• **What is required**
Transcribe the records that follow, preserving every word.

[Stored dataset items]
━━━━━━━━

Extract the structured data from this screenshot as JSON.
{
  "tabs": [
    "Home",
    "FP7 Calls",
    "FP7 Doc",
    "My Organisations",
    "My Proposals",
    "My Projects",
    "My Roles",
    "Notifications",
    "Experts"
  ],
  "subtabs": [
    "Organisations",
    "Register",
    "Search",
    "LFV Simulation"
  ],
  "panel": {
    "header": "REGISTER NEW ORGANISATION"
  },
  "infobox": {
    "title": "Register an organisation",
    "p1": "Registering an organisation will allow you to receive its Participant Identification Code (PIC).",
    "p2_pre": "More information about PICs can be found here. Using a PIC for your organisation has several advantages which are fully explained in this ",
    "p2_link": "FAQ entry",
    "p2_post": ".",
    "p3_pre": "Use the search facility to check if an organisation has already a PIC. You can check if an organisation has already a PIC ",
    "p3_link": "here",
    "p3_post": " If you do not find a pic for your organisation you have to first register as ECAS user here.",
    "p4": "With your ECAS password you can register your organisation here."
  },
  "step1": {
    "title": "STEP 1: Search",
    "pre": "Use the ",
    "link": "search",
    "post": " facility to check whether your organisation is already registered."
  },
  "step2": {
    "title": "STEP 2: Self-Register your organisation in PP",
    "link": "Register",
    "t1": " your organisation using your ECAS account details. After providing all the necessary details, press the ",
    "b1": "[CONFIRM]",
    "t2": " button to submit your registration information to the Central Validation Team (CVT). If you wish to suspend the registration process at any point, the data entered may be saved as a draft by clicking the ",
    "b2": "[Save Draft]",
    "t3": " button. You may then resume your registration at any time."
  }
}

━━━━━━━━

• **The solution**
Extract the structured data from this screenshot as JSON.
{
  "tabs": [
    "Home",
    "FP7 Calls",
    "FP7 Doc",
    "My Organisations",
    "My Proposals",
    "My Projects",
    "My Roles",
    "Notifications",
    "Experts"
  ],
  "subtabs": [
    "Organisations",
    "Register",
    "Search",
    "LFV Simulation"
  ],
  "panel": {
    "header": "REGISTER NEW ORGANISATION"
  },
  "infobox": {
    "title": "Register an organisation",
    "p1": "Registering an organisation will allow you to receive its Participant Identification Code (PIC).",
    "p2_pre": "More information about PICs can be found here. Using a PIC for your organisation has several advantages which are fully explained in this ",
    "p2_link": "FAQ entry",
    "p2_post": ".",
    "p3_pre": "Use the search facility to check if an organisation has already a PIC. You can check if an organisation has already a PIC ",
    "p3_link": "here",
    "p3_post": " If you do not find a pic for your organisation you have to first register as ECAS user here.",
    "p4": "With your ECAS password you can register your organisation here."
  },
  "step1": {
    "title": "STEP 1: Search",
    "pre": "Use the ",
    "link": "search",
    "post": " facility to check whether your organisation is already registered."
  },
  "step2": {
    "title": "STEP 2: Self-Register your organisation in PP",
    "link": "Register",
    "t1": " your organisation using your ECAS account details. After providing all the necessary details, press the ",
    "b1": "[CONFIRM]",
    "t2": " button to submit your registration information to the Central Validation Team (CVT). If you wish to suspend the registration process at any point, the data entered may be saved as a draft by clicking the ",
    "b2": "[Save Draft]",
    "t3": " button. You may then resume your registration at any time."
  }
}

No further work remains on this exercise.